-- SUPPLIED ENTRIES start --

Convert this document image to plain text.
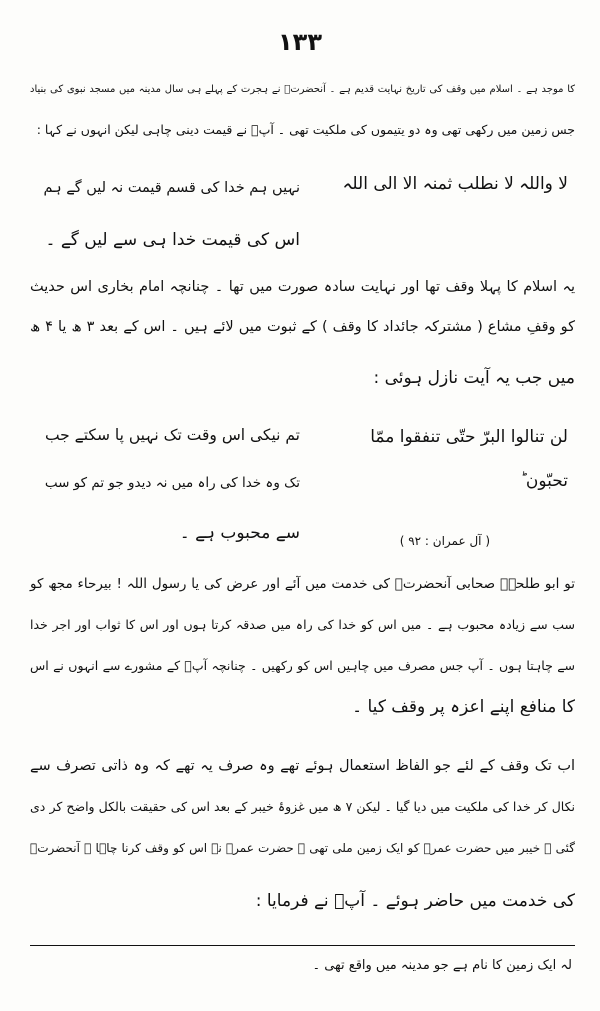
۱۳۳
کا موجد ہے ۔ اسلام میں وقف کی تاریخ نہایت قدیم ہے ۔ آنحضرتؐ نے ہجرت کے پہلے ہی سال مدینہ میں مسجد نبوی کی بنیاد
جس زمین میں رکھی تھی وہ دو یتیموں کی ملکیت تھی ۔ آپؐ نے قیمت دینی چاہی لیکن انہوں نے کہا :
لا واللہ لا نطلب ثمنہ الا الی اللہ
نہیں ہم خدا کی قسم قیمت نہ لیں گے ہم
اس کی قیمت خدا ہی سے لیں گے ۔
یہ اسلام کا پہلا وقف تھا اور نہایت سادہ صورت میں تھا ۔ چنانچہ امام بخاری اس حدیث
کو وقفِ مشاع ( مشترکہ جائداد کا وقف ) کے ثبوت میں لائے ہیں ۔ اس کے بعد ۳ ھ یا ۴ ھ
میں جب یہ آیت نازل ہوئی :
لن تنالوا البرّ حتّی تنفقوا ممّا
تحبّون ؕ
تم نیکی اس وقت تک نہیں پا سکتے جب
تک وہ خدا کی راہ میں نہ دیدو جو تم کو سب
سے محبوب ہے ۔	( آل عمران : ۹۲ )
تو ابو طلحہؓ صحابی آنحضرتؐ کی خدمت میں آئے اور عرض کی یا رسول اللہ ! بیرحاء مجھ کو
سب سے زیادہ محبوب ہے ۔ میں اس کو خدا کی راہ میں صدقہ کرتا ہوں اور اس کا ثواب اور اجر خدا
سے چاہتا ہوں ۔ آپ جس مصرف میں چاہیں اس کو رکھیں ۔ چنانچہ آپؐ کے مشورے سے انہوں نے اس
کا منافع اپنے اعزہ پر وقف کیا ۔
اب تک وقف کے لئے جو الفاظ استعمال ہوئے تھے وہ صرف یہ تھے کہ وہ ذاتی تصرف سے
نکال کر خدا کی ملکیت میں دیا گیا ۔ لیکن ۷ ھ میں غزوۂ خیبر کے بعد اس کی حقیقت بالکل واضح کر دی
گئی ۔ خیبر میں حضرت عمرؓ کو ایک زمین ملی تھی ۔ حضرت عمرؓ نے اس کو وقف کرنا چاہا ۔ آنحضرتؐ
کی خدمت میں حاضر ہوئے ۔ آپؐ نے فرمایا :
لہ ایک زمین کا نام ہے جو مدینہ میں واقع تھی ۔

-- SUPPLIED ENTRIES end --

**SHORT PROBLEM**
How many of the lines above include the word "اسلام"? Respond with the number alone.

**WRITTEN RESPONSE**
2